## What to produce
The entries below should be given again exactly, minus their pictures.

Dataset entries

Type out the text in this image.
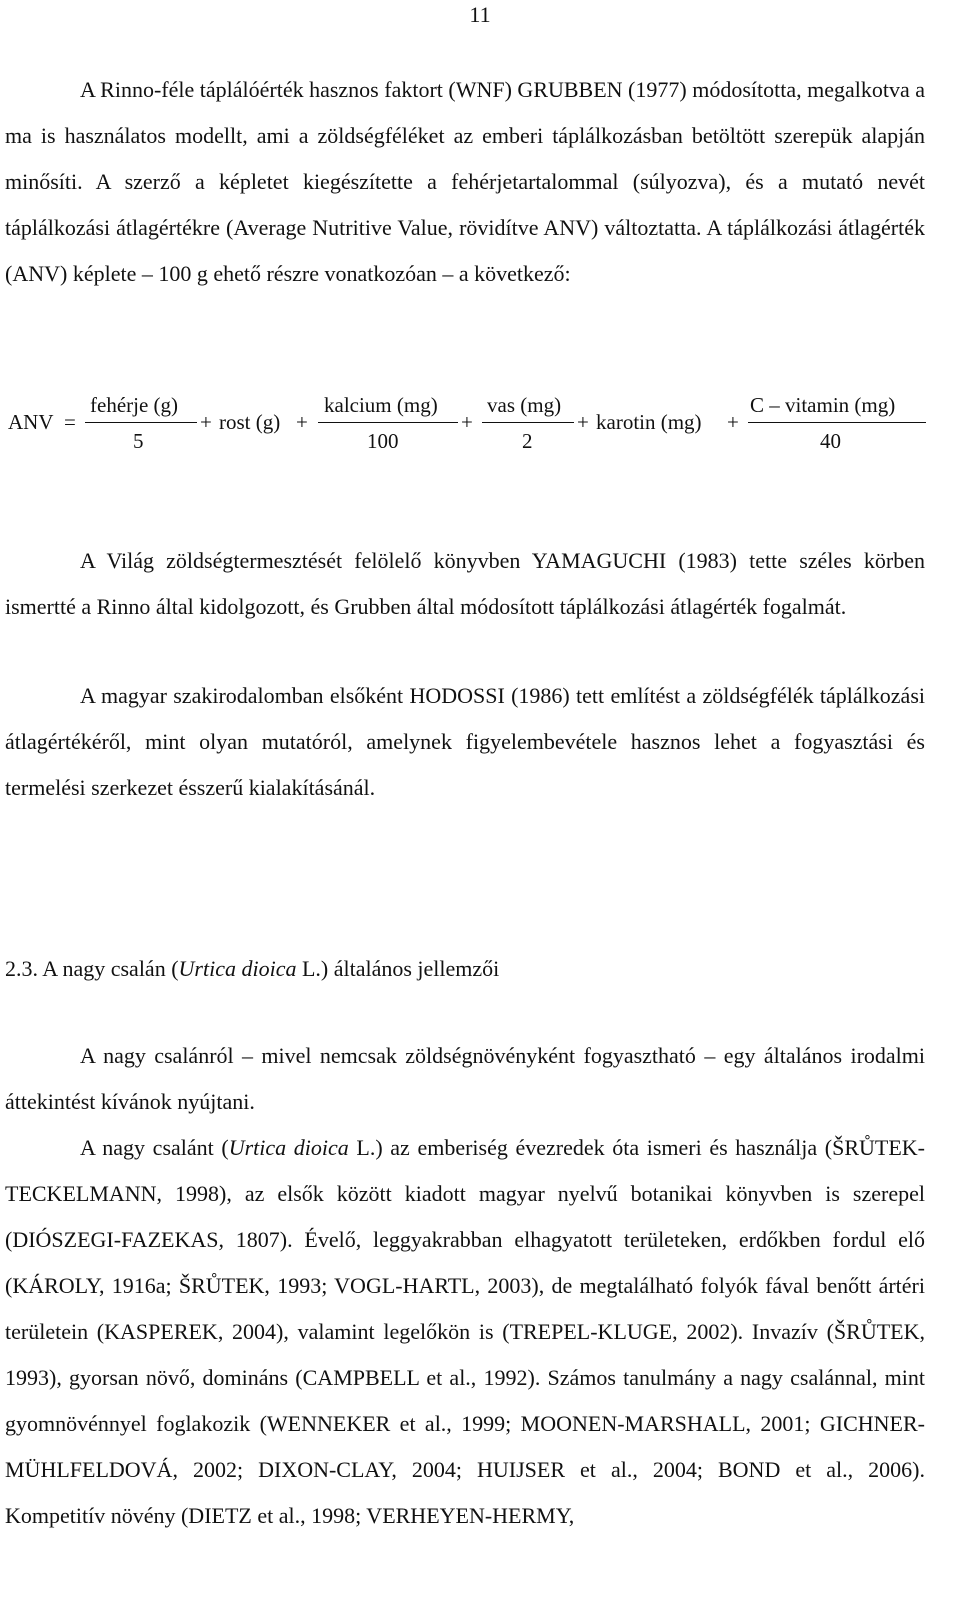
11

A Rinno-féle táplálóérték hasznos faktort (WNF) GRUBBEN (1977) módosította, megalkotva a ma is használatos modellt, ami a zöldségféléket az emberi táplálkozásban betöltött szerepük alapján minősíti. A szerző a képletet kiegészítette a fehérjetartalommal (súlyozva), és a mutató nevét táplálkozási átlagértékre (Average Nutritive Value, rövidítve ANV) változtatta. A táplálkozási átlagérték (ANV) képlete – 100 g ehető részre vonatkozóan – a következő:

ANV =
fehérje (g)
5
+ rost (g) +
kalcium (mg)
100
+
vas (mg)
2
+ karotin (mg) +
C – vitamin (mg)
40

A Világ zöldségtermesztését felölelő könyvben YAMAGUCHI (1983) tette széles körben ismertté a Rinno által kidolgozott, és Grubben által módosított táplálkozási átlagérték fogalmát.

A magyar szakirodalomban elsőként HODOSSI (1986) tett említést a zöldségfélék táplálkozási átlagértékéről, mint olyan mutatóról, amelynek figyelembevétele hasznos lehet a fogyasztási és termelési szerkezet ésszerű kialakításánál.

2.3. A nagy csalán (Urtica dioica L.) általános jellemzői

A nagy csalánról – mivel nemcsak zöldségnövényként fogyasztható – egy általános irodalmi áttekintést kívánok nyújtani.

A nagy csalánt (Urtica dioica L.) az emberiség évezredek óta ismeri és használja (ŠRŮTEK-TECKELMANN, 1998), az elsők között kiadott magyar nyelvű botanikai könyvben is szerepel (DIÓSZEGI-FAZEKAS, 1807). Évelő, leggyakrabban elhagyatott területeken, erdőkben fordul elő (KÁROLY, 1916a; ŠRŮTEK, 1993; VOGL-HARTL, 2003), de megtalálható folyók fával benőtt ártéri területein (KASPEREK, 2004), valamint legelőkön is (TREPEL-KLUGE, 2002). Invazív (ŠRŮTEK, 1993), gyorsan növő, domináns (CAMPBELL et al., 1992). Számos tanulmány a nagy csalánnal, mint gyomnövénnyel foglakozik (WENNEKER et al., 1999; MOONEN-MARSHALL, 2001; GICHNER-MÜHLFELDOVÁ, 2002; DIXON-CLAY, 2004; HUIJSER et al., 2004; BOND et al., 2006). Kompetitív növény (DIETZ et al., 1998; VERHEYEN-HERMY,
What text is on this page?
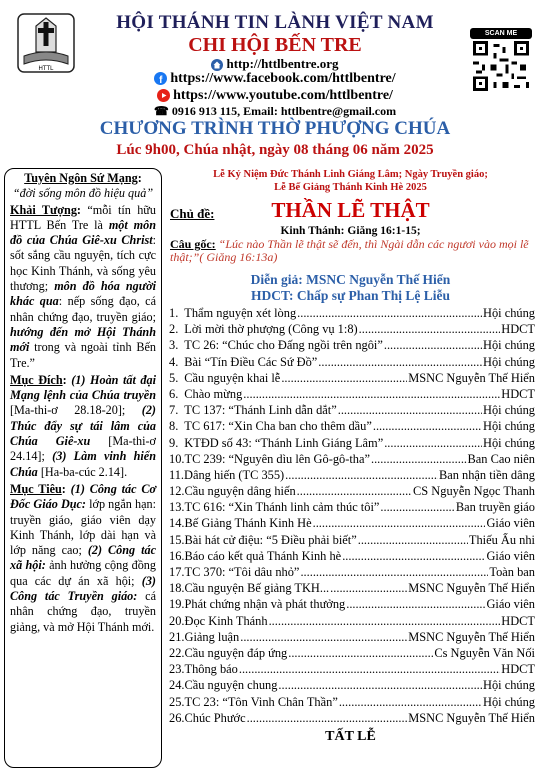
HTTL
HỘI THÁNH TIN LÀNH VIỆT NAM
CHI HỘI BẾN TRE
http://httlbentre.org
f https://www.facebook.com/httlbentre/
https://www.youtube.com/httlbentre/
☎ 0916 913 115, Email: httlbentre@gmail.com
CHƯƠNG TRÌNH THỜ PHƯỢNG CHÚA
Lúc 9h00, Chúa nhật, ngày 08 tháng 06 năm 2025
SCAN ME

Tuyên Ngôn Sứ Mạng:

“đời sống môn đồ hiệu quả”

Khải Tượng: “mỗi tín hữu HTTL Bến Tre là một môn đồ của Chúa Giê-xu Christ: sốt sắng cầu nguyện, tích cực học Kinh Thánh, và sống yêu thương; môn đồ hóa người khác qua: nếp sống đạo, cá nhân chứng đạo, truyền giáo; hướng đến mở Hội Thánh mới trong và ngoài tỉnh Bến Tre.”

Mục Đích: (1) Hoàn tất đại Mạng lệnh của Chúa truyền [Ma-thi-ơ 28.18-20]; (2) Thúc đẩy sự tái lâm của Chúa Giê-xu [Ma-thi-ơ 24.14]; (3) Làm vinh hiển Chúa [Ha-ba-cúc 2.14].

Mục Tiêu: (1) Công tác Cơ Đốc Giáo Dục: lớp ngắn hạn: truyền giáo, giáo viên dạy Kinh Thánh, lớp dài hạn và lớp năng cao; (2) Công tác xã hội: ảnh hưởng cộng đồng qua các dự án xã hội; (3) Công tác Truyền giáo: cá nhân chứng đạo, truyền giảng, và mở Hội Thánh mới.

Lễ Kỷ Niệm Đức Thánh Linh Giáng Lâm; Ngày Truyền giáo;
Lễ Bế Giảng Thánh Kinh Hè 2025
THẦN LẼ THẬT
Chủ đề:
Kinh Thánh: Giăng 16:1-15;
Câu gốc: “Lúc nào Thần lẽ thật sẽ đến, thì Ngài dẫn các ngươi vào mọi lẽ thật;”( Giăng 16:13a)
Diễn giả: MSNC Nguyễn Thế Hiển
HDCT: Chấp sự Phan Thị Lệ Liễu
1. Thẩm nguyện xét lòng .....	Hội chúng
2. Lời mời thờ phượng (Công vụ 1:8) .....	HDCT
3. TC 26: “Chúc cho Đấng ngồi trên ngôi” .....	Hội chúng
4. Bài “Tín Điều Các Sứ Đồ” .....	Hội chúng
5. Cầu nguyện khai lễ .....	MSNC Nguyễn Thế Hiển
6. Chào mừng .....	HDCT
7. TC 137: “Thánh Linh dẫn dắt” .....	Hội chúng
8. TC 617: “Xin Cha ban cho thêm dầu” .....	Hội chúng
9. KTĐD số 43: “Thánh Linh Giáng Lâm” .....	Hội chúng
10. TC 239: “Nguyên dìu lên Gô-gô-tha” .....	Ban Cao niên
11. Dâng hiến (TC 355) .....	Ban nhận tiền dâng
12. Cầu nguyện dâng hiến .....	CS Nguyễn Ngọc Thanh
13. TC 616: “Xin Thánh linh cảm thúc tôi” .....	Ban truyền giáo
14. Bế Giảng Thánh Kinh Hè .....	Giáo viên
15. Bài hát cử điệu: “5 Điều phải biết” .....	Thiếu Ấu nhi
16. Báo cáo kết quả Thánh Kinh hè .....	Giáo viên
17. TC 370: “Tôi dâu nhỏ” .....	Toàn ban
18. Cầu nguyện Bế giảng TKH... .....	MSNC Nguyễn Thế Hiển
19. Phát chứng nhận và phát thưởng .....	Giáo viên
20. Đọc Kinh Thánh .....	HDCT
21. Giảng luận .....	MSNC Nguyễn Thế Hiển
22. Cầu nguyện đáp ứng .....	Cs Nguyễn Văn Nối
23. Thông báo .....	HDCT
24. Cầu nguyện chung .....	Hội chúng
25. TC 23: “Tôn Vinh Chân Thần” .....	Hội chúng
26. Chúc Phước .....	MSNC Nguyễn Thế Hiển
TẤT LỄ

## The solution
Type out the text in this image.
11

A Rinno-féle táplálóérték hasznos faktort (WNF) GRUBBEN (1977) módosította, megalkotva a ma is használatos modellt, ami a zöldségféléket az emberi táplálkozásban betöltött szerepük alapján minősíti. A szerző a képletet kiegészítette a fehérjetartalommal (súlyozva), és a mutató nevét táplálkozási átlagértékre (Average Nutritive Value, rövidítve ANV) változtatta. A táplálkozási átlagérték (ANV) képlete – 100 g ehető részre vonatkozóan – a következő:

ANV =
fehérje (g)
5
+ rost (g) +
kalcium (mg)
100
+
vas (mg)
2
+ karotin (mg) +
C – vitamin (mg)
40

A Világ zöldségtermesztését felölelő könyvben YAMAGUCHI (1983) tette széles körben ismertté a Rinno által kidolgozott, és Grubben által módosított táplálkozási átlagérték fogalmát.

A magyar szakirodalomban elsőként HODOSSI (1986) tett említést a zöldségfélék táplálkozási átlagértékéről, mint olyan mutatóról, amelynek figyelembevétele hasznos lehet a fogyasztási és termelési szerkezet ésszerű kialakításánál.

2.3. A nagy csalán (Urtica dioica L.) általános jellemzői

A nagy csalánról – mivel nemcsak zöldségnövényként fogyasztható – egy általános irodalmi áttekintést kívánok nyújtani.

A nagy csalánt (Urtica dioica L.) az emberiség évezredek óta ismeri és használja (ŠRŮTEK-TECKELMANN, 1998), az elsők között kiadott magyar nyelvű botanikai könyvben is szerepel (DIÓSZEGI-FAZEKAS, 1807). Évelő, leggyakrabban elhagyatott területeken, erdőkben fordul elő (KÁROLY, 1916a; ŠRŮTEK, 1993; VOGL-HARTL, 2003), de megtalálható folyók fával benőtt ártéri területein (KASPEREK, 2004), valamint legelőkön is (TREPEL-KLUGE, 2002). Invazív (ŠRŮTEK, 1993), gyorsan növő, domináns (CAMPBELL et al., 1992). Számos tanulmány a nagy csalánnal, mint gyomnövénnyel foglakozik (WENNEKER et al., 1999; MOONEN-MARSHALL, 2001; GICHNER-MÜHLFELDOVÁ, 2002; DIXON-CLAY, 2004; HUIJSER et al., 2004; BOND et al., 2006). Kompetitív növény (DIETZ et al., 1998; VERHEYEN-HERMY,
What text is on this page?
HTTL
HỘI THÁNH TIN LÀNH VIỆT NAM
CHI HỘI BẾN TRE
http://httlbentre.org
f https://www.facebook.com/httlbentre/
https://www.youtube.com/httlbentre/
☎ 0916 913 115, Email: httlbentre@gmail.com
CHƯƠNG TRÌNH THỜ PHƯỢNG CHÚA
Lúc 9h00, Chúa nhật, ngày 08 tháng 06 năm 2025
SCAN ME

Tuyên Ngôn Sứ Mạng:

“đời sống môn đồ hiệu quả”

Khải Tượng: “mỗi tín hữu HTTL Bến Tre là một môn đồ của Chúa Giê-xu Christ: sốt sắng cầu nguyện, tích cực học Kinh Thánh, và sống yêu thương; môn đồ hóa người khác qua: nếp sống đạo, cá nhân chứng đạo, truyền giáo; hướng đến mở Hội Thánh mới trong và ngoài tỉnh Bến Tre.”

Mục Đích: (1) Hoàn tất đại Mạng lệnh của Chúa truyền [Ma-thi-ơ 28.18-20]; (2) Thúc đẩy sự tái lâm của Chúa Giê-xu [Ma-thi-ơ 24.14]; (3) Làm vinh hiển Chúa [Ha-ba-cúc 2.14].

Mục Tiêu: (1) Công tác Cơ Đốc Giáo Dục: lớp ngắn hạn: truyền giáo, giáo viên dạy Kinh Thánh, lớp dài hạn và lớp năng cao; (2) Công tác xã hội: ảnh hưởng cộng đồng qua các dự án xã hội; (3) Công tác Truyền giáo: cá nhân chứng đạo, truyền giảng, và mở Hội Thánh mới.

Lễ Kỷ Niệm Đức Thánh Linh Giáng Lâm; Ngày Truyền giáo;
Lễ Bế Giảng Thánh Kinh Hè 2025
THẦN LẼ THẬT
Chủ đề:
Kinh Thánh: Giăng 16:1-15;
Câu gốc: “Lúc nào Thần lẽ thật sẽ đến, thì Ngài dẫn các ngươi vào mọi lẽ thật;”( Giăng 16:13a)
Diễn giả: MSNC Nguyễn Thế Hiển
HDCT: Chấp sự Phan Thị Lệ Liễu
1. Thẩm nguyện xét lòng .....	Hội chúng
2. Lời mời thờ phượng (Công vụ 1:8) .....	HDCT
3. TC 26: “Chúc cho Đấng ngồi trên ngôi” .....	Hội chúng
4. Bài “Tín Điều Các Sứ Đồ” .....	Hội chúng
5. Cầu nguyện khai lễ .....	MSNC Nguyễn Thế Hiển
6. Chào mừng .....	HDCT
7. TC 137: “Thánh Linh dẫn dắt” .....	Hội chúng
8. TC 617: “Xin Cha ban cho thêm dầu” .....	Hội chúng
9. KTĐD số 43: “Thánh Linh Giáng Lâm” .....	Hội chúng
10. TC 239: “Nguyên dìu lên Gô-gô-tha” .....	Ban Cao niên
11. Dâng hiến (TC 355) .....	Ban nhận tiền dâng
12. Cầu nguyện dâng hiến .....	CS Nguyễn Ngọc Thanh
13. TC 616: “Xin Thánh linh cảm thúc tôi” .....	Ban truyền giáo
14. Bế Giảng Thánh Kinh Hè .....	Giáo viên
15. Bài hát cử điệu: “5 Điều phải biết” .....	Thiếu Ấu nhi
16. Báo cáo kết quả Thánh Kinh hè .....	Giáo viên
17. TC 370: “Tôi dâu nhỏ” .....	Toàn ban
18. Cầu nguyện Bế giảng TKH... .....	MSNC Nguyễn Thế Hiển
19. Phát chứng nhận và phát thưởng .....	Giáo viên
20. Đọc Kinh Thánh .....	HDCT
21. Giảng luận .....	MSNC Nguyễn Thế Hiển
22. Cầu nguyện đáp ứng .....	Cs Nguyễn Văn Nối
23. Thông báo .....	HDCT
24. Cầu nguyện chung .....	Hội chúng
25. TC 23: “Tôn Vinh Chân Thần” .....	Hội chúng
26. Chúc Phước .....	MSNC Nguyễn Thế Hiển
TẤT LỄ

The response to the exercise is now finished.